### Exercise requirements
Reproduce the following listing verbatim, line for line, with no changes.

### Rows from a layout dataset
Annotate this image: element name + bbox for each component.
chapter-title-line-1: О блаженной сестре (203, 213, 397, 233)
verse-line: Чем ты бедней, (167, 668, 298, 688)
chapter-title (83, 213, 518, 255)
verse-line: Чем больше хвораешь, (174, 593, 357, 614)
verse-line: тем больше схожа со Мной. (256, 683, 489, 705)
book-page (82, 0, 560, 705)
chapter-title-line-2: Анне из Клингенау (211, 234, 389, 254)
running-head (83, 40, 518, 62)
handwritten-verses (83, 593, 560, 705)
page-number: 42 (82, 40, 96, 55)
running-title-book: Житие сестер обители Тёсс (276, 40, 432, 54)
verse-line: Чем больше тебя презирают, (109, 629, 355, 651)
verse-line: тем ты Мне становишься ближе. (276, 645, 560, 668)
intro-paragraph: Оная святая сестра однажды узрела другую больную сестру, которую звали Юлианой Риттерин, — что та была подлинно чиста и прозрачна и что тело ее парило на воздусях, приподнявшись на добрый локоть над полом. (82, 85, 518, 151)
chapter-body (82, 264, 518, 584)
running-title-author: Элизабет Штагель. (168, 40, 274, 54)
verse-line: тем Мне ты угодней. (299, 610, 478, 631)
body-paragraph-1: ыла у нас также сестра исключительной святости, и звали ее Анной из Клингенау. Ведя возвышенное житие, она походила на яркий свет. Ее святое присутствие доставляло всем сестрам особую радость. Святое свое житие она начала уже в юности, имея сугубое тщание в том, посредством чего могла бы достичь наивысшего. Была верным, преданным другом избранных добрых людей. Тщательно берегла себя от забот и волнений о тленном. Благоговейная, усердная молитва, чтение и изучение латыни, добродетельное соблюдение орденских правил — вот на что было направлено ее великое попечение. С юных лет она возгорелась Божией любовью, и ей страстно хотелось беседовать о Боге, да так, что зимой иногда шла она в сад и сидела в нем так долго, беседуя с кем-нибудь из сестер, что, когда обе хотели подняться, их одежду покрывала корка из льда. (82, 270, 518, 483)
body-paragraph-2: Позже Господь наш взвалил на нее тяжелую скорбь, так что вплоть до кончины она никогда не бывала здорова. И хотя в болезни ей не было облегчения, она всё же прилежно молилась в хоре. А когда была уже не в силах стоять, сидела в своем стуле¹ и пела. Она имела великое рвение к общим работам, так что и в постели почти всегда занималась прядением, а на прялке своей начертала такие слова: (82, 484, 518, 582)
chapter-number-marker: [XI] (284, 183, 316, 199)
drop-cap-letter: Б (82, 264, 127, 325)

### Final answer
Annotate this image: element name + bbox for each component.
chapter-title-line-1: О блаженной сестре (203, 213, 397, 233)
verse-line: Чем ты бедней, (167, 668, 298, 688)
chapter-title (83, 213, 518, 255)
verse-line: Чем больше хвораешь, (174, 593, 357, 614)
verse-line: тем больше схожа со Мной. (256, 683, 489, 705)
book-page (82, 0, 560, 705)
chapter-title-line-2: Анне из Клингенау (211, 234, 389, 254)
running-head (83, 40, 518, 62)
handwritten-verses (83, 593, 560, 705)
page-number: 42 (82, 40, 96, 55)
running-title-book: Житие сестер обители Тёсс (276, 40, 432, 54)
verse-line: Чем больше тебя презирают, (109, 629, 355, 651)
verse-line: тем ты Мне становишься ближе. (276, 645, 560, 668)
intro-paragraph: Оная святая сестра однажды узрела другую больную сестру, которую звали Юлианой Риттерин, — что та была подлинно чиста и прозрачна и что тело ее парило на воздусях, приподнявшись на добрый локоть над полом. (82, 85, 518, 151)
chapter-body (82, 264, 518, 584)
running-title-author: Элизабет Штагель. (168, 40, 274, 54)
verse-line: тем Мне ты угодней. (299, 610, 478, 631)
body-paragraph-1: ыла у нас также сестра исключительной святости, и звали ее Анной из Клингенау. Ведя возвышенное житие, она походила на яркий свет. Ее святое присутствие доставляло всем сестрам особую радость. Святое свое житие она начала уже в юности, имея сугубое тщание в том, посредством чего могла бы достичь наивысшего. Была верным, преданным другом избранных добрых людей. Тщательно берегла себя от забот и волнений о тленном. Благоговейная, усердная молитва, чтение и изучение латыни, добродетельное соблюдение орденских правил — вот на что было направлено ее великое попечение. С юных лет она возгорелась Божией любовью, и ей страстно хотелось беседовать о Боге, да так, что зимой иногда шла она в сад и сидела в нем так долго, беседуя с кем-нибудь из сестер, что, когда обе хотели подняться, их одежду покрывала корка из льда. (82, 270, 518, 483)
body-paragraph-2: Позже Господь наш взвалил на нее тяжелую скорбь, так что вплоть до кончины она никогда не бывала здорова. И хотя в болезни ей не было облегчения, она всё же прилежно молилась в хоре. А когда была уже не в силах стоять, сидела в своем стуле¹ и пела. Она имела великое рвение к общим работам, так что и в постели почти всегда занималась прядением, а на прялке своей начертала такие слова: (82, 484, 518, 582)
chapter-number-marker: [XI] (284, 183, 316, 199)
drop-cap-letter: Б (82, 264, 127, 325)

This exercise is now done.